### STATED EXERCISE
Recast the listing as a numbered list, leaving out blank lines, from its first line up to and including the line that contains "exam-title: SSC CGL". Include only those lines.

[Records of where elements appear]
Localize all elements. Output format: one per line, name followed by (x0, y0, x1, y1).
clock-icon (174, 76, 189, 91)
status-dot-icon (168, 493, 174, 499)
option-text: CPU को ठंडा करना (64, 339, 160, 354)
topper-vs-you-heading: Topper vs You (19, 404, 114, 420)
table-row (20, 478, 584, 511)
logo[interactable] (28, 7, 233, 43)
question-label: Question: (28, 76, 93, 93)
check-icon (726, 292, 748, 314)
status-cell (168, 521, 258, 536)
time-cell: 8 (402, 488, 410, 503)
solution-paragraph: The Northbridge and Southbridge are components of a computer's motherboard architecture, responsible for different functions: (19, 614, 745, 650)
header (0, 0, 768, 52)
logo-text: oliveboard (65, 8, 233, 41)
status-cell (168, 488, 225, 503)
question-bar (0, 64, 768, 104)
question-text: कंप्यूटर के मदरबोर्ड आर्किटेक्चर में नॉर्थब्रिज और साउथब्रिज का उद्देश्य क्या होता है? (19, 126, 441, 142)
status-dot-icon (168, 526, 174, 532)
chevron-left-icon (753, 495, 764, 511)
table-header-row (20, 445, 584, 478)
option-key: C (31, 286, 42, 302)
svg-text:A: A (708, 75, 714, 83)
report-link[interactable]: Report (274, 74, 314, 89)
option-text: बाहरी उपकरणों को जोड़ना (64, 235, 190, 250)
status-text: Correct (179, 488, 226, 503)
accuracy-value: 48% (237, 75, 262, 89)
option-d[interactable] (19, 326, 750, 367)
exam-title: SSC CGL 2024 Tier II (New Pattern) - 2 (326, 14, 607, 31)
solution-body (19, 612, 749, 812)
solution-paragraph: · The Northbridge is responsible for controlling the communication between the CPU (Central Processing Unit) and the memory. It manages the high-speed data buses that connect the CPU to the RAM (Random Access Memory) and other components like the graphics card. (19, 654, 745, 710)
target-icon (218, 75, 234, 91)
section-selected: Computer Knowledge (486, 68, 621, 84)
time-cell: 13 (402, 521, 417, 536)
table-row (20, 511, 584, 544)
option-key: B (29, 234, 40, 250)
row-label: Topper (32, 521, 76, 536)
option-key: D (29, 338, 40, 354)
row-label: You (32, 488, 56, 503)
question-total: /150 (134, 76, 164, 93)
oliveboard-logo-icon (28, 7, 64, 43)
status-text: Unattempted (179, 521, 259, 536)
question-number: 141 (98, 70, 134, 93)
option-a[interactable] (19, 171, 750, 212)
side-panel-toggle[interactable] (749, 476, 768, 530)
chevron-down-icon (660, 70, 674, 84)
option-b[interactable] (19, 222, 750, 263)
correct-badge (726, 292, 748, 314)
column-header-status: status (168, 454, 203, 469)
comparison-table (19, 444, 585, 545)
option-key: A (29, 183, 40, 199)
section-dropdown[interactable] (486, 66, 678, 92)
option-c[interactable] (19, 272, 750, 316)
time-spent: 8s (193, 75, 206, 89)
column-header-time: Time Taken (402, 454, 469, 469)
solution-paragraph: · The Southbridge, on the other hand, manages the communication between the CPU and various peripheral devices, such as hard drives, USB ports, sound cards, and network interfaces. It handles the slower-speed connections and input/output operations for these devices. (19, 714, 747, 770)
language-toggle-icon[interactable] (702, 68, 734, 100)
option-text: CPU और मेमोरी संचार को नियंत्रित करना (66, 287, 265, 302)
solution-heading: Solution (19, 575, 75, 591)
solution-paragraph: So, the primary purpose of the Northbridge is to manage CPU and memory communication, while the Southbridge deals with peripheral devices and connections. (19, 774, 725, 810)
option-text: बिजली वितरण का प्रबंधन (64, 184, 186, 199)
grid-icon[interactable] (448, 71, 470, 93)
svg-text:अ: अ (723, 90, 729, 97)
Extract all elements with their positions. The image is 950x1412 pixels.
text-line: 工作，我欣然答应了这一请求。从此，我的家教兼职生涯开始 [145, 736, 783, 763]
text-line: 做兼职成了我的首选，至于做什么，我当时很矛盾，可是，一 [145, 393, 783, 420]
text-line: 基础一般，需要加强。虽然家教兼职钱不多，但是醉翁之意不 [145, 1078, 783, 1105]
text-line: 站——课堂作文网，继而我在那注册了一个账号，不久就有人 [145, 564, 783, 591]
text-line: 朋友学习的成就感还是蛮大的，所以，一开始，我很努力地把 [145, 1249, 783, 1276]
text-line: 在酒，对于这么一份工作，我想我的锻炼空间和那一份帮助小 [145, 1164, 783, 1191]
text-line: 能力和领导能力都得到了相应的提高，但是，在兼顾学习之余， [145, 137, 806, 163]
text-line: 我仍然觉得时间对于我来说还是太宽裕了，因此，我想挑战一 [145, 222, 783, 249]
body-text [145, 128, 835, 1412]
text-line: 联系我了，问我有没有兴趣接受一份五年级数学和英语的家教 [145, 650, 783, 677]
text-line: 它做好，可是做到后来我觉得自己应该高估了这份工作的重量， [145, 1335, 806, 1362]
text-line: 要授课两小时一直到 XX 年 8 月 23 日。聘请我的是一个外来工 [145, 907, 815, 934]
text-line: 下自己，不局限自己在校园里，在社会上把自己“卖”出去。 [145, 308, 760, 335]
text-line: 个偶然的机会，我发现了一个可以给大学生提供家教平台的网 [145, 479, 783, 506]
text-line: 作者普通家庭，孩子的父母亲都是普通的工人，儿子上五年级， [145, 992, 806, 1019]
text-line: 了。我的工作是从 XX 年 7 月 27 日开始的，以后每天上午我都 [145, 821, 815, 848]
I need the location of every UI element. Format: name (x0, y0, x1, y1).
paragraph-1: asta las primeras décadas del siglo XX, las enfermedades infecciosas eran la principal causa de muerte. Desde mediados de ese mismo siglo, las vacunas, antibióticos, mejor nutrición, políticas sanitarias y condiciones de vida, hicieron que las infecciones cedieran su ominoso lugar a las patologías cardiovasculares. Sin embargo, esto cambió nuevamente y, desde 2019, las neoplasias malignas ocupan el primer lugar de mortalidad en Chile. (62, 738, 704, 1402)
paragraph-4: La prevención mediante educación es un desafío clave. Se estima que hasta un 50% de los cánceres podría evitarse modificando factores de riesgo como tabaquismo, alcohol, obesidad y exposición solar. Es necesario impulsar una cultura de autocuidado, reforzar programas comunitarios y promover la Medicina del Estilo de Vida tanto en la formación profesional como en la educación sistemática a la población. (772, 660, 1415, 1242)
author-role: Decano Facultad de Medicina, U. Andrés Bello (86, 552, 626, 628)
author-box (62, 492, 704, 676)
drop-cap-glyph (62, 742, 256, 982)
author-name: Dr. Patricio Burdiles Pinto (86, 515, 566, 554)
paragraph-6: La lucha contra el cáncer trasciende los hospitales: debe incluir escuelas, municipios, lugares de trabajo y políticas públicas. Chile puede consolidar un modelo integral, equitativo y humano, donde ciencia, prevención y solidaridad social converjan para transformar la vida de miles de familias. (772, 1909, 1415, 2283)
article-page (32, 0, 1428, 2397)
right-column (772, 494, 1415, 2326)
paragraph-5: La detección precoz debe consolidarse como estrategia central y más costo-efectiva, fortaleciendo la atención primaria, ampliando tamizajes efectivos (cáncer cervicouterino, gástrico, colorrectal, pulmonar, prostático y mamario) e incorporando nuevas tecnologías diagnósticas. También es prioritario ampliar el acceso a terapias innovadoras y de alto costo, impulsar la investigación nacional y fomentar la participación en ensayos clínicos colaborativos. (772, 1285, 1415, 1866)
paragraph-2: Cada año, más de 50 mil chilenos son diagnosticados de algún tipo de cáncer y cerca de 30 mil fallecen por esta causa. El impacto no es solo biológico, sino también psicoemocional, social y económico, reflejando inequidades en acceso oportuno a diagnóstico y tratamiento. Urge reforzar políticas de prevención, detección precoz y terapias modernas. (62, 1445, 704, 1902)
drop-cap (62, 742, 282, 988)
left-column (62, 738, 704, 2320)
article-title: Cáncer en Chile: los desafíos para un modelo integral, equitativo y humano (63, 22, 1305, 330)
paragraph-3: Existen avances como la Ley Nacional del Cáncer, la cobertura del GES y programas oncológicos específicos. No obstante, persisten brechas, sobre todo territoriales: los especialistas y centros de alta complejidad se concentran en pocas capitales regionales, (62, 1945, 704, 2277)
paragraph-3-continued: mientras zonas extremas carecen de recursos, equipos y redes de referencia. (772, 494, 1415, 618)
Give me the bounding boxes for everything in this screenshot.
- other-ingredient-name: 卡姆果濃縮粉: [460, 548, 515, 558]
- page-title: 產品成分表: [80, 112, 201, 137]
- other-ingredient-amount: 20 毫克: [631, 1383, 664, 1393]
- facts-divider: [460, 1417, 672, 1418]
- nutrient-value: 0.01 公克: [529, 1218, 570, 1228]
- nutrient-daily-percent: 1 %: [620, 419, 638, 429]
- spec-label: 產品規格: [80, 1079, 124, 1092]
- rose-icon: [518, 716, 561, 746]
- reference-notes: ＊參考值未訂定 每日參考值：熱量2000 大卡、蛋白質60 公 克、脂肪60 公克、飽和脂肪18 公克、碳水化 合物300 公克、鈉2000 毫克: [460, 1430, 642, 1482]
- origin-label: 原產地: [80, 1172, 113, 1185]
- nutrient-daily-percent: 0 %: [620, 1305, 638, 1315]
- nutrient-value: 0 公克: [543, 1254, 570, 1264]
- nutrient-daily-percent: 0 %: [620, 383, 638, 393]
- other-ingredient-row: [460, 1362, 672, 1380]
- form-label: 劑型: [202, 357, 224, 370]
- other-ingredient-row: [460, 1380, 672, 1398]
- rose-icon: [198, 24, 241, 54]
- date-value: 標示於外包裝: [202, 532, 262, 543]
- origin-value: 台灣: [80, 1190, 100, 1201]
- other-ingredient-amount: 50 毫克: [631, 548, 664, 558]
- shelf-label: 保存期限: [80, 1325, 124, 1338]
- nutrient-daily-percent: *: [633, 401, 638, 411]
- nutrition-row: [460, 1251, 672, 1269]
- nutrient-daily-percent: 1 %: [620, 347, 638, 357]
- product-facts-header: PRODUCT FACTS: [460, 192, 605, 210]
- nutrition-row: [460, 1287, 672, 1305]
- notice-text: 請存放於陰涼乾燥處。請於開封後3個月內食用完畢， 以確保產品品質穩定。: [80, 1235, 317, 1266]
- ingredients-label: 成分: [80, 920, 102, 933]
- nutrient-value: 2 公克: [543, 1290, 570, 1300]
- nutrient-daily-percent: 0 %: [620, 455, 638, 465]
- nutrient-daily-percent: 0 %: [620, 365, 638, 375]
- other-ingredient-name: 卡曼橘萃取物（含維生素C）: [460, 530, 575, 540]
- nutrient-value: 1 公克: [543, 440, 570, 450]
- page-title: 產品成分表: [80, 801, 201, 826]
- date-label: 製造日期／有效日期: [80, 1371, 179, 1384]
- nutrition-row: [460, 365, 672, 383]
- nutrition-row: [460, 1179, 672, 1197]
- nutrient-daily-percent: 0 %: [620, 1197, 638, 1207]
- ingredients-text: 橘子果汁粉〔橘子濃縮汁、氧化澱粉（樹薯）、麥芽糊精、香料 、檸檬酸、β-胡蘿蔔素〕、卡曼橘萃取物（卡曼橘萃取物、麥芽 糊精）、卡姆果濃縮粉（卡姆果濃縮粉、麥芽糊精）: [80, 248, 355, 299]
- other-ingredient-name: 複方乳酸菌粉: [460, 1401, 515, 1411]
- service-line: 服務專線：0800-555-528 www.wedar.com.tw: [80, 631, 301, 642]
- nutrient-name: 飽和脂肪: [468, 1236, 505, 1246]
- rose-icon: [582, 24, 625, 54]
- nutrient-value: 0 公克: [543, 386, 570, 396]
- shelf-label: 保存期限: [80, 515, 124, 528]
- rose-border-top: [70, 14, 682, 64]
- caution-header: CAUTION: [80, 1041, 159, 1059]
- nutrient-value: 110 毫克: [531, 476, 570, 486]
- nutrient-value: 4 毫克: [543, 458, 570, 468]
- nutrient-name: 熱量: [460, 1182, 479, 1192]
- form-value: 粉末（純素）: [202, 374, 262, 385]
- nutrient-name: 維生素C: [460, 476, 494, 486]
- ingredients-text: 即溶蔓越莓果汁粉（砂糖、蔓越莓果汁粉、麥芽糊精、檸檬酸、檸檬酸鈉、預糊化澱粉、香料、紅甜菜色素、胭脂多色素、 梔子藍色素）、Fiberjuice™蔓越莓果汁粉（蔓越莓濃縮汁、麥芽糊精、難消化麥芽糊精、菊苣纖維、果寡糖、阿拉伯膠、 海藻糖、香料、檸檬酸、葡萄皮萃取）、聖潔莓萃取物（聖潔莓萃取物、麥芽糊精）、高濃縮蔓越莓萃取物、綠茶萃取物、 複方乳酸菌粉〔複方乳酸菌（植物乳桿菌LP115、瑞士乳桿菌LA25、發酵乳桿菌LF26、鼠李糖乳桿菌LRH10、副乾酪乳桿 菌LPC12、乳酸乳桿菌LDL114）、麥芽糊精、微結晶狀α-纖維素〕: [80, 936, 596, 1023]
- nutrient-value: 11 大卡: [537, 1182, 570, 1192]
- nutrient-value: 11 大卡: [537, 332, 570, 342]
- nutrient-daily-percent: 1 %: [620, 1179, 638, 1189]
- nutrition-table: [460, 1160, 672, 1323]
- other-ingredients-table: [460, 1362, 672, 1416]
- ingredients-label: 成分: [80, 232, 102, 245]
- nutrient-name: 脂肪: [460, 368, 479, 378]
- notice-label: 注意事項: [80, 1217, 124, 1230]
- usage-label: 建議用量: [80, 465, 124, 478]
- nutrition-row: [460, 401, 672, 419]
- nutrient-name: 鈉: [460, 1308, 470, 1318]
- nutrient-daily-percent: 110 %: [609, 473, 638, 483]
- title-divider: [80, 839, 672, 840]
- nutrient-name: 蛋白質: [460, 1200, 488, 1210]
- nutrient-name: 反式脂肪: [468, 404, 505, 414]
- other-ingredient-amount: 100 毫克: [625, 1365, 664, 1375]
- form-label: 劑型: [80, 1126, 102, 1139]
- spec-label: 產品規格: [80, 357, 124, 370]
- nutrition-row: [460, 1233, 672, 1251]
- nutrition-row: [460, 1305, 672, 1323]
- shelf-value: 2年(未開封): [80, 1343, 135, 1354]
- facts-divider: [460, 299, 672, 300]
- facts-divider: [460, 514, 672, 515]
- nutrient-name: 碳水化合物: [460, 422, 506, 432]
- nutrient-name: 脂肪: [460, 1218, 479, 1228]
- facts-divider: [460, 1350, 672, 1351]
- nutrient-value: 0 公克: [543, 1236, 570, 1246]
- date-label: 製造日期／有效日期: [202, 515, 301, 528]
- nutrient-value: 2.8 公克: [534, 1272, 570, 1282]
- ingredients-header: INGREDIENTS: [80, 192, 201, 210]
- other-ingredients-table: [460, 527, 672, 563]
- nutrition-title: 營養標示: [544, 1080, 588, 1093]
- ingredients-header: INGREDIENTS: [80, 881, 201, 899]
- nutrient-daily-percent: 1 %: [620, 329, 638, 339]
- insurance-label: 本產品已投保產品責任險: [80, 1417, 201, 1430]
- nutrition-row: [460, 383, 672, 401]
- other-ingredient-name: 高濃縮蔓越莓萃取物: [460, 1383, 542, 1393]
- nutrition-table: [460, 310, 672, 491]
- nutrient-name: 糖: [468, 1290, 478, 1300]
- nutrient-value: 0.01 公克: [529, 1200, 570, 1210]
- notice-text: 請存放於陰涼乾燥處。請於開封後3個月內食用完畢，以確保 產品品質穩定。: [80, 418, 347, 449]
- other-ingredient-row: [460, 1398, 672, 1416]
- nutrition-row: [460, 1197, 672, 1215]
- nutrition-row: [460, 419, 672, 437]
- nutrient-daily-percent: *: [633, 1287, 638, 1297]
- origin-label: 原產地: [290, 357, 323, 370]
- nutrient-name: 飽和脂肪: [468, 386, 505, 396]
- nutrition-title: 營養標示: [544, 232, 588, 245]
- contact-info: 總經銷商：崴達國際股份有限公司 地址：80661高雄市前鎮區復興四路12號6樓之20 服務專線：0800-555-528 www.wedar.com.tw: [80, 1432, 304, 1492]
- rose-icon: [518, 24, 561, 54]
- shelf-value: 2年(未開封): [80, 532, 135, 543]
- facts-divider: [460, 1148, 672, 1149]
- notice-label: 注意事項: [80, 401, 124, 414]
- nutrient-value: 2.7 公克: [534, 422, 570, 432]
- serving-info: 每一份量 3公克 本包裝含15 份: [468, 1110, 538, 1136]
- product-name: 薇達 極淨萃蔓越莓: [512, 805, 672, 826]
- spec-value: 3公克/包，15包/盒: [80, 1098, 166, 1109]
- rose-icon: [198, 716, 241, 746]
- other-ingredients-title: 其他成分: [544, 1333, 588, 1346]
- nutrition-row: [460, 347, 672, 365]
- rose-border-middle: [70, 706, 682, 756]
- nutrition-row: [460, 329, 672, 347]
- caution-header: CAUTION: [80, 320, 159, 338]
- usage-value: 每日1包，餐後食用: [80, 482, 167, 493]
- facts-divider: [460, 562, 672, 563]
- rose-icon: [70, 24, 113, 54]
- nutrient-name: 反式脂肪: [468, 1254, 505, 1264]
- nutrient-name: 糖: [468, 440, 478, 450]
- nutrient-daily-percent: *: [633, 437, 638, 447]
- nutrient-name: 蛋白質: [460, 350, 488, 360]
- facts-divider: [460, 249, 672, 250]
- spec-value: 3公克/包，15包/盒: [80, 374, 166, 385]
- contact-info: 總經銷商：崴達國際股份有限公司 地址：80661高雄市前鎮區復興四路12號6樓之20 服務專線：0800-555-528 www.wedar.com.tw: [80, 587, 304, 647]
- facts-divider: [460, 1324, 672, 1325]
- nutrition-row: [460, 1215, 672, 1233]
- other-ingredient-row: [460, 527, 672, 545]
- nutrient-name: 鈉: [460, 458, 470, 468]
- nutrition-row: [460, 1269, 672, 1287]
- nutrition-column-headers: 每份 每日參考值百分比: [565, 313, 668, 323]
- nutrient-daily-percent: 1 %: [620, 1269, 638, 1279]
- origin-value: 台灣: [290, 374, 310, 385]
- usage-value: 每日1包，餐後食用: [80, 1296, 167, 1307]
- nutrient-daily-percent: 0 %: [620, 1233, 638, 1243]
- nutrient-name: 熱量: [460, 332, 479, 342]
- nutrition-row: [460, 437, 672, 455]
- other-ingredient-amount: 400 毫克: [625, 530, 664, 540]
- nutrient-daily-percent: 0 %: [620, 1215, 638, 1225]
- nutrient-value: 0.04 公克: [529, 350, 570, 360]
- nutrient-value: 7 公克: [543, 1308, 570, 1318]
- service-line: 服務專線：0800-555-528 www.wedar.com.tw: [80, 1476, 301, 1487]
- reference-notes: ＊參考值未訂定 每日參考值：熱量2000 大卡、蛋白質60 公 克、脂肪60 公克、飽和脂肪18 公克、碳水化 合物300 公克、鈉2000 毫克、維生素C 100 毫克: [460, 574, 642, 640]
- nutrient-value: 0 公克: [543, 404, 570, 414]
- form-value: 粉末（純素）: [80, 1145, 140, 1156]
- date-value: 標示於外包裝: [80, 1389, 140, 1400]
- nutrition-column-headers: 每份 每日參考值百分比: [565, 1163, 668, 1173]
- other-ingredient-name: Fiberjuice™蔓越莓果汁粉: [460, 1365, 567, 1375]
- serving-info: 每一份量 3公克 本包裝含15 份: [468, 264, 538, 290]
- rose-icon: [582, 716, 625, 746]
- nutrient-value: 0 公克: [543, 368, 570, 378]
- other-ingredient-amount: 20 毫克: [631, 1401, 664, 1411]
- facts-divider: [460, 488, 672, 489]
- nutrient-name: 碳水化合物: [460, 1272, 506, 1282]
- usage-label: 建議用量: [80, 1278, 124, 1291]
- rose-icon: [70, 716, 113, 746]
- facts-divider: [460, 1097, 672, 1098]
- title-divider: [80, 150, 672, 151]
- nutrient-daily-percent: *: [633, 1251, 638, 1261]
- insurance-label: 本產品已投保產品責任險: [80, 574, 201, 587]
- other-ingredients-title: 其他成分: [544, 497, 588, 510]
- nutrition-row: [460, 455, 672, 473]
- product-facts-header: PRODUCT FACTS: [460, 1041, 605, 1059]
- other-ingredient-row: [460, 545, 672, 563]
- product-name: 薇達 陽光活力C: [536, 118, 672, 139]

### ANSWER FOR THE TASK
1. Localize all elements. Output format: one per line, name followed by (x0, y0, x1, y1).
2. clock-icon (174, 76, 189, 91)
3. status-dot-icon (168, 493, 174, 499)
4. option-text: CPU को ठंडा करना (64, 339, 160, 354)
5. topper-vs-you-heading: Topper vs You (19, 404, 114, 420)
6. table-row (20, 478, 584, 511)
7. logo[interactable] (28, 7, 233, 43)
8. question-label: Question: (28, 76, 93, 93)
9. check-icon (726, 292, 748, 314)
10. status-cell (168, 521, 258, 536)
11. time-cell: 8 (402, 488, 410, 503)
12. solution-paragraph: The Northbridge and Southbridge are components of a computer's motherboard architecture, responsible for different functions: (19, 614, 745, 650)
13. header (0, 0, 768, 52)
14. logo-text: oliveboard (65, 8, 233, 41)
15. status-cell (168, 488, 225, 503)
16. question-bar (0, 64, 768, 104)
17. question-text: कंप्यूटर के मदरबोर्ड आर्किटेक्चर में नॉर्थब्रिज और साउथब्रिज का उद्देश्य क्या होता है? (19, 126, 441, 142)
18. status-dot-icon (168, 526, 174, 532)
19. chevron-left-icon (753, 495, 764, 511)
20. table-header-row (20, 445, 584, 478)
21. option-key: C (31, 286, 42, 302)
22. svg-text:A: A (708, 75, 714, 83)
23. report-link[interactable]: Report (274, 74, 314, 89)
24. option-text: बाहरी उपकरणों को जोड़ना (64, 235, 190, 250)
25. status-text: Correct (179, 488, 226, 503)
26. accuracy-value: 48% (237, 75, 262, 89)
27. option-d[interactable] (19, 326, 750, 367)
28. exam-title: SSC CGL 2024 Tier II (New Pattern) - 2 (326, 14, 607, 31)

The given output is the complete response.